Task objective: In the following material, identify every line holding the string "Zatzal" and return it.

Extracted material:
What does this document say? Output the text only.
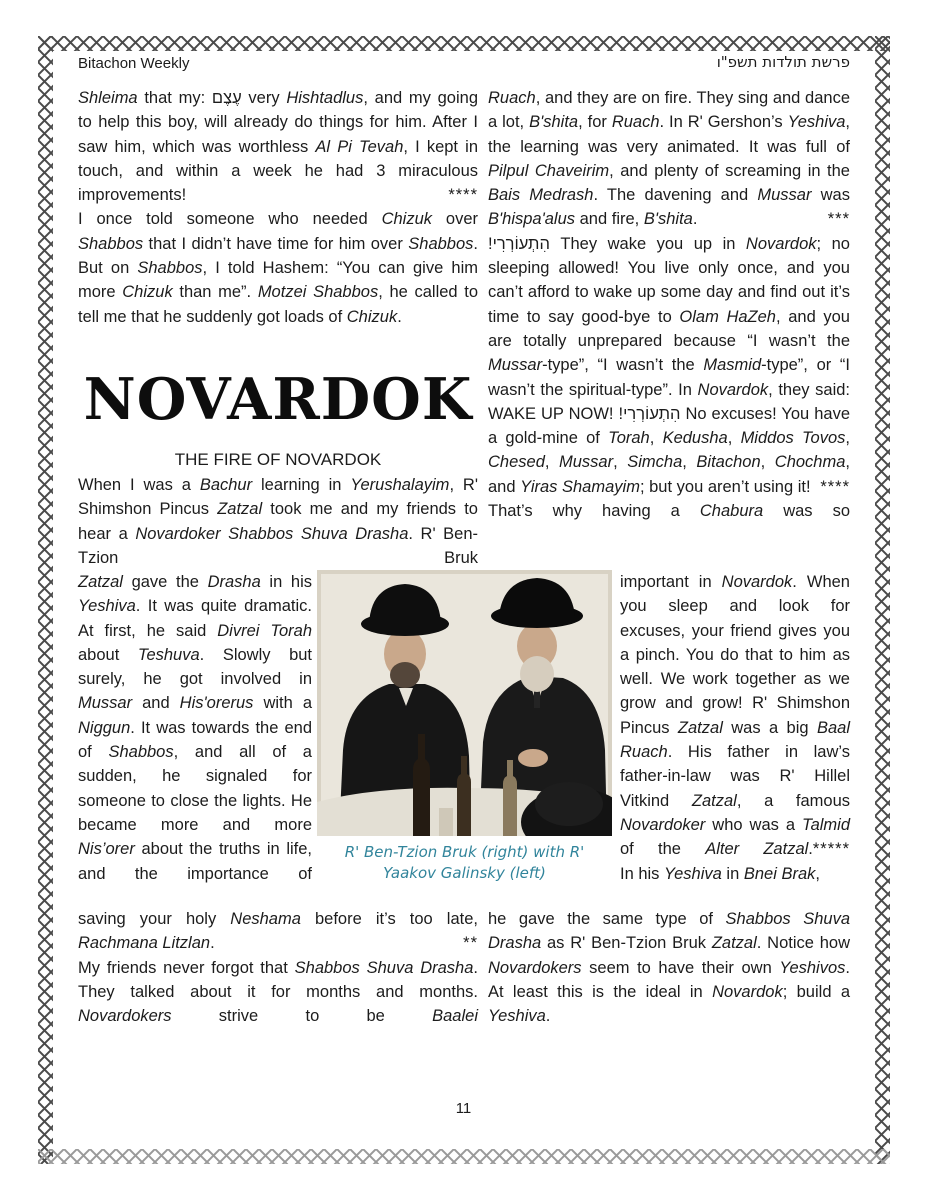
Bitachon Weekly	פרשת תולדות תשפ"ו

Shleima that my: עֶצֶם very Hishtadlus, and my going to help this boy, will already do things for him. After I saw him, which was worthless Al Pi Tevah, I kept in touch, and within a week he had 3 miraculous improvements!	****

I once told someone who needed Chizuk over Shabbos that I didn’t have time for him over Shabbos. But on Shabbos, I told Hashem: “You can give him more Chizuk than me”. Motzei Shabbos, he called to tell me that he suddenly got loads of Chizuk.

NOVARDOK
THE FIRE OF NOVARDOK

When I was a Bachur learning in Yerushalayim, R' Shimshon Pincus Zatzal took me and my friends to hear a Novardoker Shabbos Shuva Drasha. R' Ben-Tzion Bruk

Zatzal gave the Drasha in his Yeshiva. It was quite dramatic. At first, he said Divrei Torah about Teshuva. Slowly but surely, he got involved in Mussar and His'orerus with a Niggun. It was towards the end of Shabbos, and all of a sudden, he signaled for someone to close the lights. He became more and more Nis’orer about the truths in life, and the importance of

saving your holy Neshama before it’s too late, Rachmana Litzlan.	**

My friends never forgot that Shabbos Shuva Drasha. They talked about it for months and months. Novardokers strive to be Baalei

Ruach, and they are on fire. They sing and dance a lot, B'shita, for Ruach. In R' Gershon’s Yeshiva, the learning was very animated. It was full of Pilpul Chaveirim, and plenty of screaming in the Bais Medrash. The davening and Mussar was B'hispa'alus and fire, B'shita.	***

הִתְעוֹרְרִי!‏ They wake you up in Novardok; no sleeping allowed! You live only once, and you can’t afford to wake up some day and find out it’s time to say good-bye to Olam HaZeh, and you are totally unprepared because “I wasn’t the Mussar-type”, “I wasn’t the Masmid-type”, or “I wasn’t the spiritual-type”. In Novardok, they said: WAKE UP NOW! הִתְעוֹרְרִי!‏ No excuses! You have a gold-mine of Torah, Kedusha, Middos Tovos, Chesed, Mussar, Simcha, Bitachon, Chochma, and Yiras Shamayim; but you aren’t using it! ****

That’s why having a Chabura was so

important in Novardok. When you sleep and look for excuses, your friend gives you a pinch. You do that to him as well. We work together as we grow and grow! R' Shimshon Pincus Zatzal was a big Baal Ruach. His father in law’s father-in-law was R' Hillel Vitkind Zatzal, a famous Novardoker who was a Talmid of the Alter Zatzal. *****

In his Yeshiva in Bnei Brak,

he gave the same type of Shabbos Shuva Drasha as R' Ben-Tzion Bruk Zatzal. Notice how Novardokers seem to have their own Yeshivos. At least this is the ideal in Novardok; build a Yeshiva.

R' Ben-Tzion Bruk (right) with R' Yaakov Galinsky (left)
11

Finished task:
When I was a Bachur learning in Yerushalayim, R' Shimshon Pincus Zatzal took me and my friends to hear a Novardoker Shabbos Shuva Drasha. R' Ben-Tzion Bruk
Zatzal gave the Drasha in his Yeshiva. It was quite dramatic. At first, he said Divrei Torah about Teshuva. Slowly but surely, he got involved in Mussar and His'orerus with a Niggun. It was towards the end of Shabbos, and all of a sudden, he signaled for someone to close the lights. He became more and more Nis’orer about the truths in life, and the importance of
important in Novardok. When you sleep and look for excuses, your friend gives you a pinch. You do that to him as well. We work together as we grow and grow! R' Shimshon Pincus Zatzal was a big Baal Ruach. His father in law’s father-in-law was R' Hillel Vitkind Zatzal, a famous Novardoker who was a Talmid of the Alter Zatzal. *****
he gave the same type of Shabbos Shuva Drasha as R' Ben-Tzion Bruk Zatzal. Notice how Novardokers seem to have their own Yeshivos. At least this is the ideal in Novardok; build a Yeshiva.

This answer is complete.